- **Text extract**:
2022 SO Class Finalist Recaps

By Kelli Ross

Congratulations to all of our 2022 Scholastic Open class finalists! View a recap of their productions below in order of Finals placement.

Kiski Area HS (96.750) 1st

Kiski Area High School performed “Second Star To The Right,” inspired by Wendy Darling from Peter Pan, complete with star-shaped platforms and a household window with a bench. The show began with a stunning dance ensemble and flawless rifle solo, and this set the tone for a phenomenal show. The weapons line was excellent, and trick tosses from the platforms enhanced the masterful performance.


Marvin Ridge HS (94.700) 2nd

The train station inspired “Platform 22” utilized strong movement and excellent flag work to romanticize the wait for the train. Four benches formed a line across the floor, and performers utilized these benches to masterfully complete trick tosses and dance statements. A stunning rifle feature and remarkable closing flag statement completed the cohesive show, as a train horn sounded and Marvin Ridge High School’s performers turned towards the station.

Sunlake HS (92.950) 3rd

Sunlake High School’s “Brave Enough” was a phenomenal performance, set to Amanda Gorman’s poem from President Biden’s inauguration. The floor was set in presidential colors, but the performers adorned a colorful uniform, honoring the yellow dress worn by Gorman at the inauguration. Their performance was nothing short of inspiring, and their clean hits and movement tied together the beauty and inspiration of the show. Sunlake’s performers left us with a meaningful message from Gorman: “For there is always light, if only we’re brave enough to see it. If only we’re brave enough to be it.”

- **Short exercise 1**:
Decide whether each statement agrees with the finalist recap, answering yes or no and quoting the words that settle it: (a) Kiski Area's show featured star-shaped platforms; (b) Marvin Ridge placed three benches across the floor; (c) Sunlake's performers wore uniforms in presidential colors.

Item position entries:
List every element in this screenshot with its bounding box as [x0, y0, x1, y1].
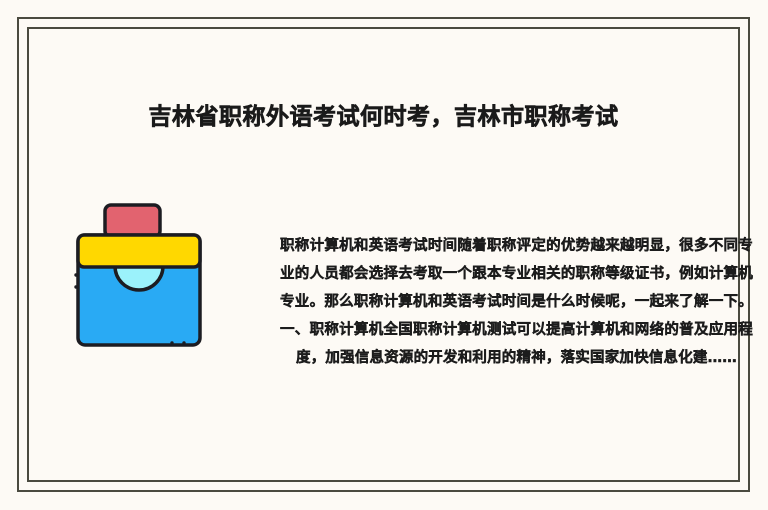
briefcase-band-shape: [78, 235, 200, 267]
decorative-dot: [182, 341, 185, 344]
article-card-inner-frame: 吉林省职称外语考试何时考，吉林市职称考试: [27, 27, 740, 482]
article-card-outer-frame: 吉林省职称外语考试何时考，吉林市职称考试: [17, 17, 750, 492]
article-body-text: 职称计算机和英语考试时间随着职称评定的优势越来越明显，很多不同专业的人员都会选择…: [280, 232, 753, 372]
briefcase-handle-shape: [105, 205, 160, 237]
decorative-dot: [74, 273, 77, 276]
article-content-row: 职称计算机和英语考试时间随着职称评定的优势越来越明显，很多不同专业的人员都会选择…: [29, 179, 738, 439]
briefcase-toolbox-icon: [74, 197, 214, 347]
decorative-dot: [170, 341, 173, 344]
decorative-dot: [74, 285, 77, 288]
page-title: 吉林省职称外语考试何时考，吉林市职称考试: [29, 102, 738, 132]
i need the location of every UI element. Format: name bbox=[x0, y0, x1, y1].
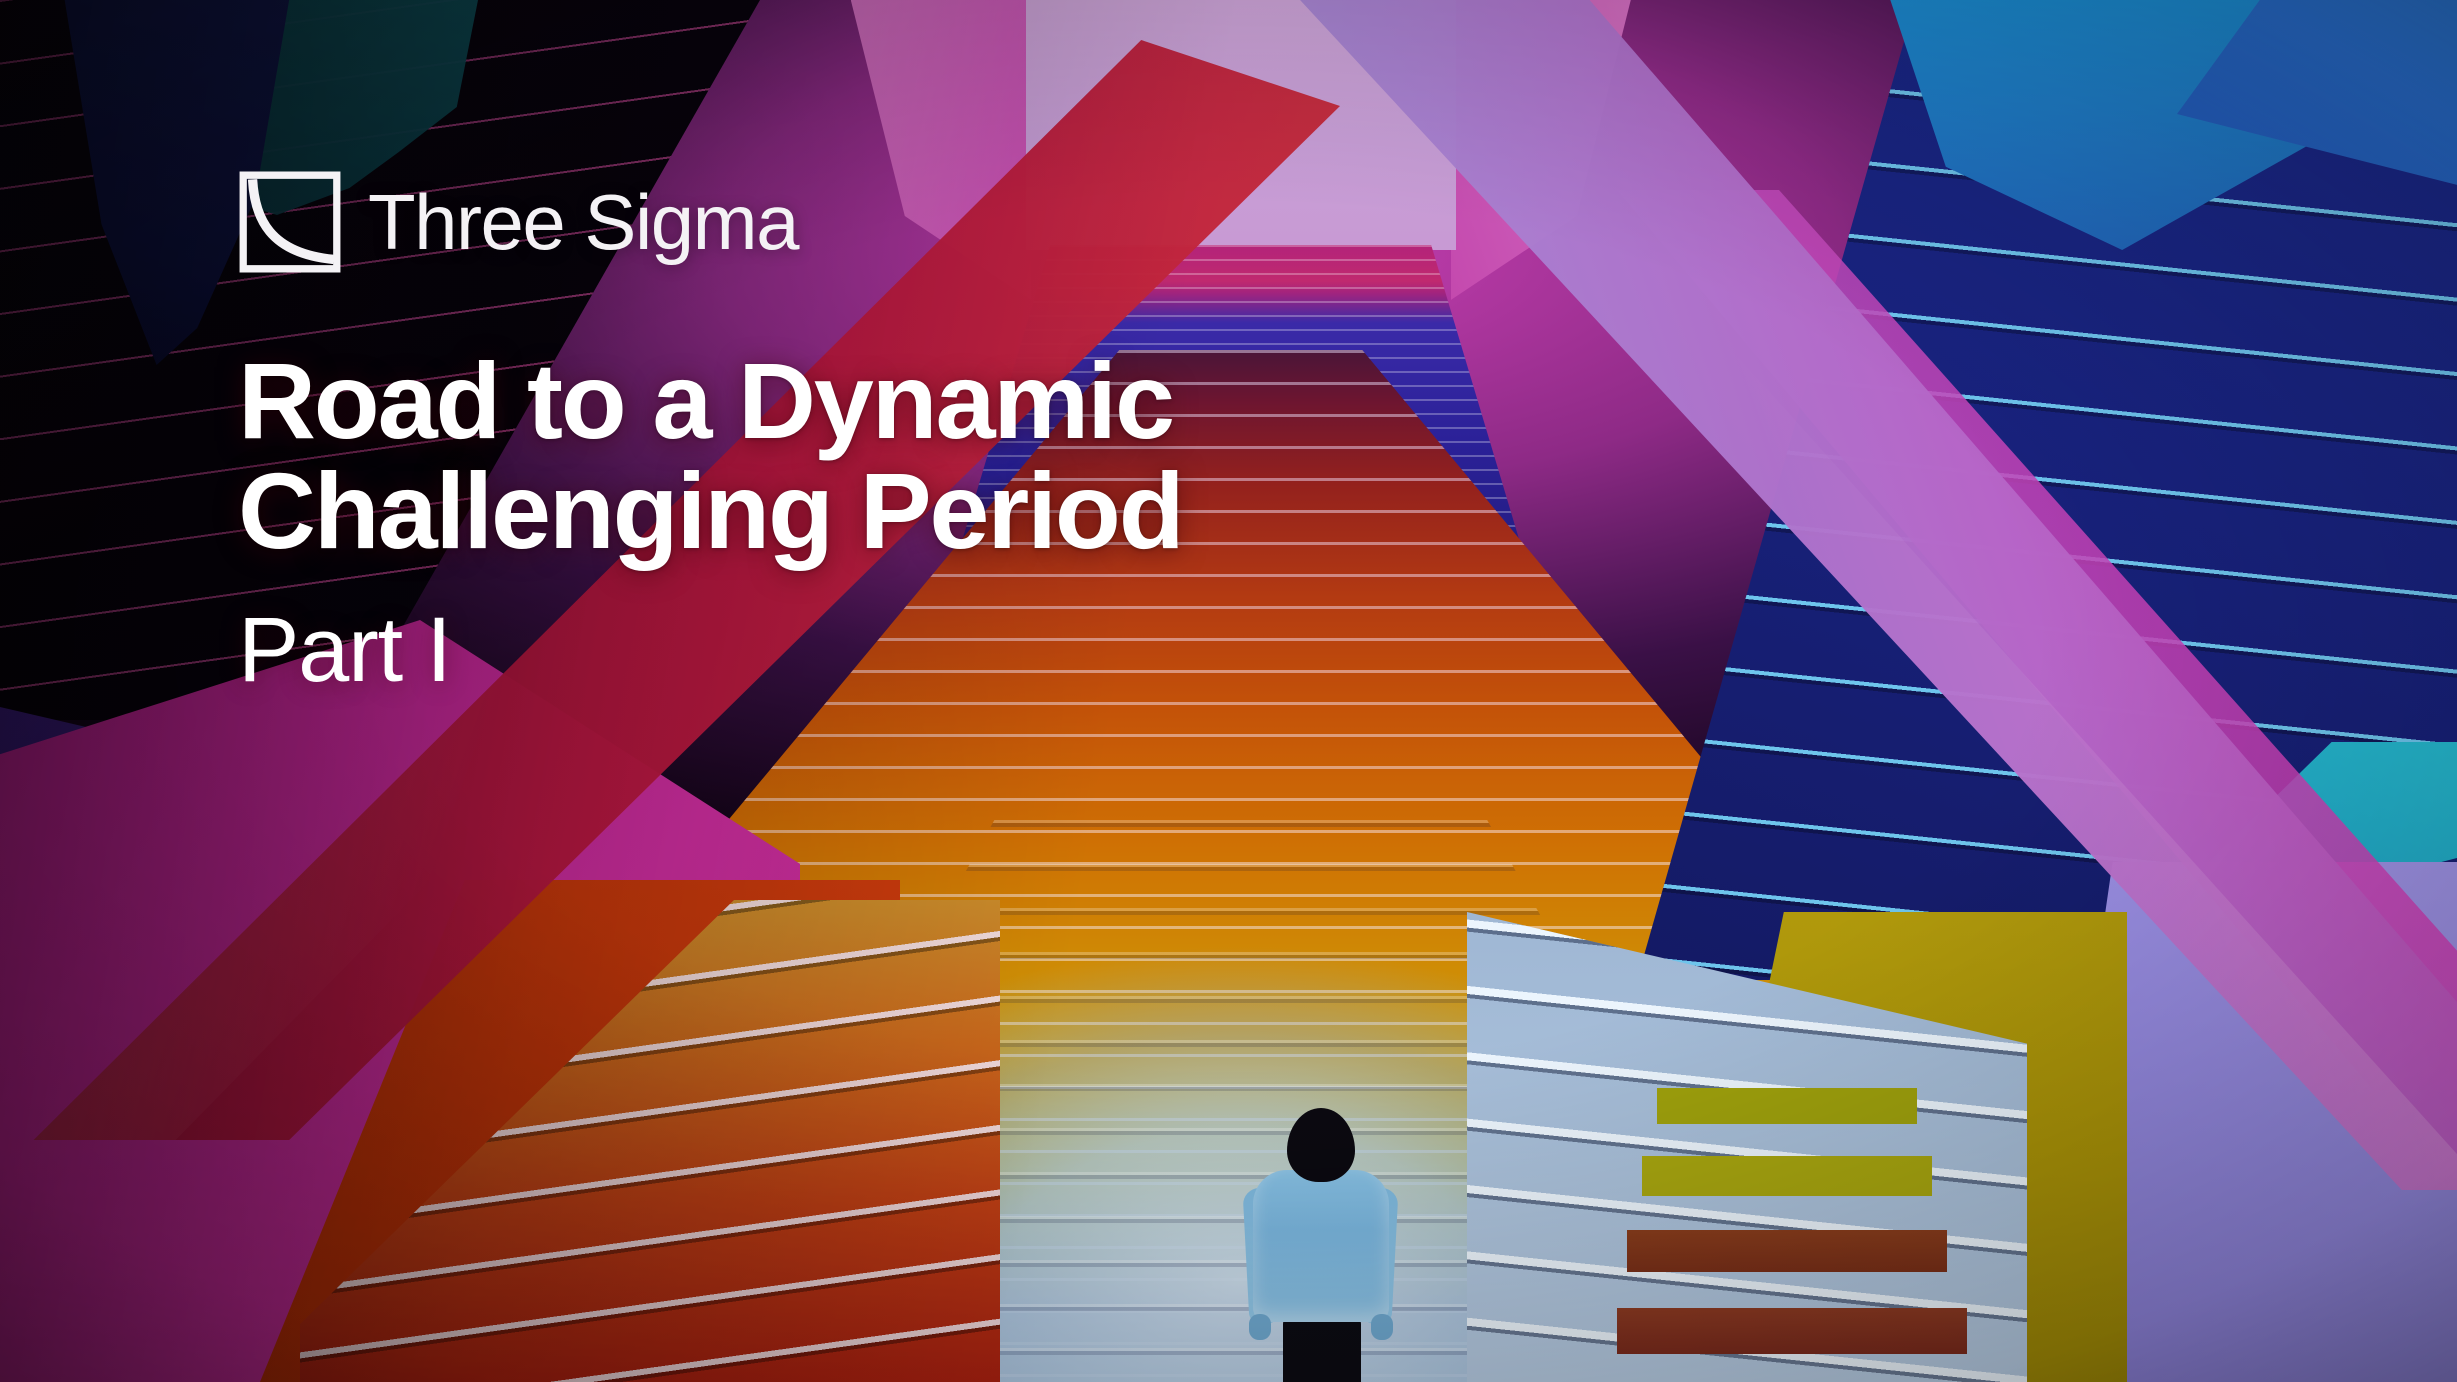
olive-riser-lower bbox=[1642, 1156, 1932, 1196]
person-head bbox=[1287, 1108, 1355, 1182]
three-sigma-logo-icon bbox=[238, 170, 342, 274]
hero-content: Three Sigma Road to a Dynamic Challengin… bbox=[238, 170, 1538, 696]
person-right-hand bbox=[1371, 1314, 1393, 1340]
brand-lockup: Three Sigma bbox=[238, 170, 1538, 274]
hero-banner: Three Sigma Road to a Dynamic Challengin… bbox=[0, 0, 2457, 1382]
brand-name: Three Sigma bbox=[368, 183, 798, 261]
brown-riser-lower bbox=[1617, 1308, 1967, 1354]
page-title: Road to a Dynamic Challenging Period bbox=[238, 346, 1458, 566]
page-title-line-2: Challenging Period bbox=[238, 456, 1458, 566]
person-figure bbox=[1237, 1108, 1407, 1382]
brown-riser-upper bbox=[1627, 1230, 1947, 1272]
person-legs bbox=[1283, 1316, 1361, 1382]
page-subtitle: Part I bbox=[238, 604, 1538, 696]
person-left-hand bbox=[1249, 1314, 1271, 1340]
olive-riser-upper bbox=[1657, 1088, 1917, 1124]
person-jacket bbox=[1253, 1170, 1389, 1322]
page-title-line-1: Road to a Dynamic bbox=[238, 346, 1458, 456]
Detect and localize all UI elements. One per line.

- **Short exercise 2**:
Extract each line of the listing that contains the string "person".

- **Task answer 1**:
(a) Yes: "complete with star-shaped platforms and a household window with a bench"
(b) No: "Four benches formed a line across the floor"
(c) No: "The floor was set in presidential colors, but the performers adorned a colorful uniform"

- **Task answer 2**:
person-head bbox=[1287, 1108, 1355, 1182]
person-right-hand bbox=[1371, 1314, 1393, 1340]
person-figure bbox=[1237, 1108, 1407, 1382]
person-legs bbox=[1283, 1316, 1361, 1382]
person-left-hand bbox=[1249, 1314, 1271, 1340]
person-jacket bbox=[1253, 1170, 1389, 1322]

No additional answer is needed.